* _What you need to do_: Extract every line of the material below and reproduce it faithfully.

###

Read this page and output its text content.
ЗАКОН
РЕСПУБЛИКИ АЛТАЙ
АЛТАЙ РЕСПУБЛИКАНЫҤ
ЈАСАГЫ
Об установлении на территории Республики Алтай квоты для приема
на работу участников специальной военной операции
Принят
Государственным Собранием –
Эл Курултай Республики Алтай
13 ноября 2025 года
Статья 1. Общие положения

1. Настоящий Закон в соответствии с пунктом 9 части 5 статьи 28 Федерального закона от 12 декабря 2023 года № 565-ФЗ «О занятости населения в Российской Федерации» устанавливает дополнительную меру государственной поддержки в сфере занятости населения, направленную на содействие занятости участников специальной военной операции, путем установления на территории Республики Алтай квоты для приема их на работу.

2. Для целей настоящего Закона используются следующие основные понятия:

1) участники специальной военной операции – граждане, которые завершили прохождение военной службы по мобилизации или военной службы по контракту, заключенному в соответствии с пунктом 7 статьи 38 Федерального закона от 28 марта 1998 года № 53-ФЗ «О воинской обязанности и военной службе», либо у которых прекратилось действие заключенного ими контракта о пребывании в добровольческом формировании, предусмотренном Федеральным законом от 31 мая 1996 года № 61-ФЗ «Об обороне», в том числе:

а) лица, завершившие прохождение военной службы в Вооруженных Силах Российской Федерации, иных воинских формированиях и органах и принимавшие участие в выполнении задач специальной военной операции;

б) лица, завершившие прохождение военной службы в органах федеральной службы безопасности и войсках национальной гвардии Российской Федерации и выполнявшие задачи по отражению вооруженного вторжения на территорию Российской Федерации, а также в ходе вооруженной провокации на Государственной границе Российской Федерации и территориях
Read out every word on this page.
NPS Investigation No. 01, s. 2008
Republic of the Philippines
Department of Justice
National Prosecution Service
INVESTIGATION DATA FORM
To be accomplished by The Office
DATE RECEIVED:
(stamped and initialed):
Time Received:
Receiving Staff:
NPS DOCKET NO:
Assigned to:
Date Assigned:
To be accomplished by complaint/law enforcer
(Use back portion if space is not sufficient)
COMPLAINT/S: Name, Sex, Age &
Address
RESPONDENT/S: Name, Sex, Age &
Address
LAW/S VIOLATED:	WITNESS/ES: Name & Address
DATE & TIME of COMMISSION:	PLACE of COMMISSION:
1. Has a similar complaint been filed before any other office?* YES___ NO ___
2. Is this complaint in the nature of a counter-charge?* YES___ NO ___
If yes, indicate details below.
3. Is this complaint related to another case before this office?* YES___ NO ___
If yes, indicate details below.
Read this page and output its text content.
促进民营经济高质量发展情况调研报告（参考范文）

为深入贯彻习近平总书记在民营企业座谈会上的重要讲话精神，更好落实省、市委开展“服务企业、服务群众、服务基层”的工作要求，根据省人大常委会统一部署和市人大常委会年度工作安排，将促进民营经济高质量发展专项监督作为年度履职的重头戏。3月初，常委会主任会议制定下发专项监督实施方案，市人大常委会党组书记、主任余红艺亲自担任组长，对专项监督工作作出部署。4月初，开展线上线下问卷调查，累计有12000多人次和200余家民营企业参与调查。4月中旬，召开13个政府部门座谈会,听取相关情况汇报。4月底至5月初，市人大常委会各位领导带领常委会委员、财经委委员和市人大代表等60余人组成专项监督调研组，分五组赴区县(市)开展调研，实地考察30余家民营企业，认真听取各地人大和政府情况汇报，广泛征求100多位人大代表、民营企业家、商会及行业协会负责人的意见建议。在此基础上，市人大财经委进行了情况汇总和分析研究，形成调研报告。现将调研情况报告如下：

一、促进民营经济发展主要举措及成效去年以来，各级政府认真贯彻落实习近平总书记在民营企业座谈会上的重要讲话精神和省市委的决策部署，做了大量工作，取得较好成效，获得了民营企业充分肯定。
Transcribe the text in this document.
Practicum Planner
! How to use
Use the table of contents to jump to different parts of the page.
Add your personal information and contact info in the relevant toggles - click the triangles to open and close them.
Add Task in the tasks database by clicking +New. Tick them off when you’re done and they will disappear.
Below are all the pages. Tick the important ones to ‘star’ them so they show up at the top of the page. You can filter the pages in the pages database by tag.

###

* _Final result_:
Read this page and output its text content.
ЗАКОН
РЕСПУБЛИКИ АЛТАЙ
АЛТАЙ РЕСПУБЛИКАНЫҤ
ЈАСАГЫ
Об установлении на территории Республики Алтай квоты для приема
на работу участников специальной военной операции
Принят
Государственным Собранием –
Эл Курултай Республики Алтай
13 ноября 2025 года
Статья 1. Общие положения

1. Настоящий Закон в соответствии с пунктом 9 части 5 статьи 28 Федерального закона от 12 декабря 2023 года № 565-ФЗ «О занятости населения в Российской Федерации» устанавливает дополнительную меру государственной поддержки в сфере занятости населения, направленную на содействие занятости участников специальной военной операции, путем установления на территории Республики Алтай квоты для приема их на работу.

2. Для целей настоящего Закона используются следующие основные понятия:

1) участники специальной военной операции – граждане, которые завершили прохождение военной службы по мобилизации или военной службы по контракту, заключенному в соответствии с пунктом 7 статьи 38 Федерального закона от 28 марта 1998 года № 53-ФЗ «О воинской обязанности и военной службе», либо у которых прекратилось действие заключенного ими контракта о пребывании в добровольческом формировании, предусмотренном Федеральным законом от 31 мая 1996 года № 61-ФЗ «Об обороне», в том числе:

а) лица, завершившие прохождение военной службы в Вооруженных Силах Российской Федерации, иных воинских формированиях и органах и принимавшие участие в выполнении задач специальной военной операции;

б) лица, завершившие прохождение военной службы в органах федеральной службы безопасности и войсках национальной гвардии Российской Федерации и выполнявшие задачи по отражению вооруженного вторжения на территорию Российской Федерации, а также в ходе вооруженной провокации на Государственной границе Российской Федерации и территориях
Read out every word on this page.
NPS Investigation No. 01, s. 2008
Republic of the Philippines
Department of Justice
National Prosecution Service
INVESTIGATION DATA FORM
To be accomplished by The Office
DATE RECEIVED:
(stamped and initialed):
Time Received:
Receiving Staff:
NPS DOCKET NO:
Assigned to:
Date Assigned:
To be accomplished by complaint/law enforcer
(Use back portion if space is not sufficient)
COMPLAINT/S: Name, Sex, Age &
Address
RESPONDENT/S: Name, Sex, Age &
Address
LAW/S VIOLATED:	WITNESS/ES: Name & Address
DATE & TIME of COMMISSION:	PLACE of COMMISSION:
1. Has a similar complaint been filed before any other office?* YES___ NO ___
2. Is this complaint in the nature of a counter-charge?* YES___ NO ___
If yes, indicate details below.
3. Is this complaint related to another case before this office?* YES___ NO ___
If yes, indicate details below.
Read this page and output its text content.
促进民营经济高质量发展情况调研报告（参考范文）

为深入贯彻习近平总书记在民营企业座谈会上的重要讲话精神，更好落实省、市委开展“服务企业、服务群众、服务基层”的工作要求，根据省人大常委会统一部署和市人大常委会年度工作安排，将促进民营经济高质量发展专项监督作为年度履职的重头戏。3月初，常委会主任会议制定下发专项监督实施方案，市人大常委会党组书记、主任余红艺亲自担任组长，对专项监督工作作出部署。4月初，开展线上线下问卷调查，累计有12000多人次和200余家民营企业参与调查。4月中旬，召开13个政府部门座谈会,听取相关情况汇报。4月底至5月初，市人大常委会各位领导带领常委会委员、财经委委员和市人大代表等60余人组成专项监督调研组，分五组赴区县(市)开展调研，实地考察30余家民营企业，认真听取各地人大和政府情况汇报，广泛征求100多位人大代表、民营企业家、商会及行业协会负责人的意见建议。在此基础上，市人大财经委进行了情况汇总和分析研究，形成调研报告。现将调研情况报告如下：

一、促进民营经济发展主要举措及成效去年以来，各级政府认真贯彻落实习近平总书记在民营企业座谈会上的重要讲话精神和省市委的决策部署，做了大量工作，取得较好成效，获得了民营企业充分肯定。
Transcribe the text in this document.
Practicum Planner
! How to use
Use the table of contents to jump to different parts of the page.
Add your personal information and contact info in the relevant toggles - click the triangles to open and close them.
Add Task in the tasks database by clicking +New. Tick them off when you’re done and they will disappear.
Below are all the pages. Tick the important ones to ‘star’ them so they show up at the top of the page. You can filter the pages in the pages database by tag.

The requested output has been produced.